▶ **What you should do**
Your task is to repeat the entries word for word while leaving out the pictures.

Stored entries:
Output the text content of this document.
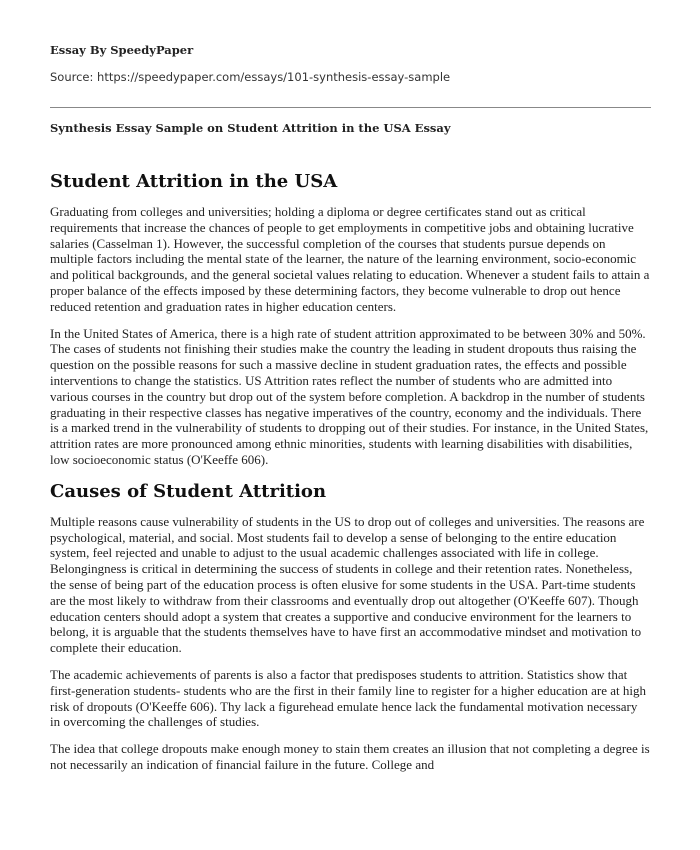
Essay By SpeedyPaper
Source: https://speedypaper.com/essays/101-synthesis-essay-sample
Synthesis Essay Sample on Student Attrition in the USA Essay
Student Attrition in the USA

Graduating from colleges and universities; holding a diploma or degree certificates stand out as critical requirements that increase the chances of people to get employments in competitive jobs and obtaining lucrative salaries (Casselman 1). However, the successful completion of the courses that students pursue depends on multiple factors including the mental state of the learner, the nature of the learning environment, socio-economic and political backgrounds, and the general societal values relating to education. Whenever a student fails to attain a proper balance of the effects imposed by these determining factors, they become vulnerable to drop out hence reduced retention and graduation rates in higher education centers.

In the United States of America, there is a high rate of student attrition approximated to be between 30% and 50%. The cases of students not finishing their studies make the country the leading in student dropouts thus raising the question on the possible reasons for such a massive decline in student graduation rates, the effects and possible interventions to change the statistics. US Attrition rates reflect the number of students who are admitted into various courses in the country but drop out of the system before completion. A backdrop in the number of students graduating in their respective classes has negative imperatives of the country, economy and the individuals. There is a marked trend in the vulnerability of students to dropping out of their studies. For instance, in the United States, attrition rates are more pronounced among ethnic minorities, students with learning disabilities with disabilities, low socioeconomic status (O'Keeffe 606).

Causes of Student Attrition

Multiple reasons cause vulnerability of students in the US to drop out of colleges and universities. The reasons are psychological, material, and social. Most students fail to develop a sense of belonging to the entire education system, feel rejected and unable to adjust to the usual academic challenges associated with life in college. Belongingness is critical in determining the success of students in college and their retention rates. Nonetheless, the sense of being part of the education process is often elusive for some students in the USA. Part-time students are the most likely to withdraw from their classrooms and eventually drop out altogether (O'Keeffe 607). Though education centers should adopt a system that creates a supportive and conducive environment for the learners to belong, it is arguable that the students themselves have to have first an accommodative mindset and motivation to complete their education.

The academic achievements of parents is also a factor that predisposes students to attrition. Statistics show that first-generation students- students who are the first in their family line to register for a higher education are at high risk of dropouts (O'Keeffe 606). Thy lack a figurehead emulate hence lack the fundamental motivation necessary in overcoming the challenges of studies.

The idea that college dropouts make enough money to stain them creates an illusion that not completing a degree is not necessarily an indication of financial failure in the future. College and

▶ **Full solution**
Output the text content of this document.
Essay By SpeedyPaper
Source: https://speedypaper.com/essays/101-synthesis-essay-sample
Synthesis Essay Sample on Student Attrition in the USA Essay
Student Attrition in the USA

Graduating from colleges and universities; holding a diploma or degree certificates stand out as critical requirements that increase the chances of people to get employments in competitive jobs and obtaining lucrative salaries (Casselman 1). However, the successful completion of the courses that students pursue depends on multiple factors including the mental state of the learner, the nature of the learning environment, socio-economic and political backgrounds, and the general societal values relating to education. Whenever a student fails to attain a proper balance of the effects imposed by these determining factors, they become vulnerable to drop out hence reduced retention and graduation rates in higher education centers.

In the United States of America, there is a high rate of student attrition approximated to be between 30% and 50%. The cases of students not finishing their studies make the country the leading in student dropouts thus raising the question on the possible reasons for such a massive decline in student graduation rates, the effects and possible interventions to change the statistics. US Attrition rates reflect the number of students who are admitted into various courses in the country but drop out of the system before completion. A backdrop in the number of students graduating in their respective classes has negative imperatives of the country, economy and the individuals. There is a marked trend in the vulnerability of students to dropping out of their studies. For instance, in the United States, attrition rates are more pronounced among ethnic minorities, students with learning disabilities with disabilities, low socioeconomic status (O'Keeffe 606).

Causes of Student Attrition

Multiple reasons cause vulnerability of students in the US to drop out of colleges and universities. The reasons are psychological, material, and social. Most students fail to develop a sense of belonging to the entire education system, feel rejected and unable to adjust to the usual academic challenges associated with life in college. Belongingness is critical in determining the success of students in college and their retention rates. Nonetheless, the sense of being part of the education process is often elusive for some students in the USA. Part-time students are the most likely to withdraw from their classrooms and eventually drop out altogether (O'Keeffe 607). Though education centers should adopt a system that creates a supportive and conducive environment for the learners to belong, it is arguable that the students themselves have to have first an accommodative mindset and motivation to complete their education.

The academic achievements of parents is also a factor that predisposes students to attrition. Statistics show that first-generation students- students who are the first in their family line to register for a higher education are at high risk of dropouts (O'Keeffe 606). Thy lack a figurehead emulate hence lack the fundamental motivation necessary in overcoming the challenges of studies.

The idea that college dropouts make enough money to stain them creates an illusion that not completing a degree is not necessarily an indication of financial failure in the future. College and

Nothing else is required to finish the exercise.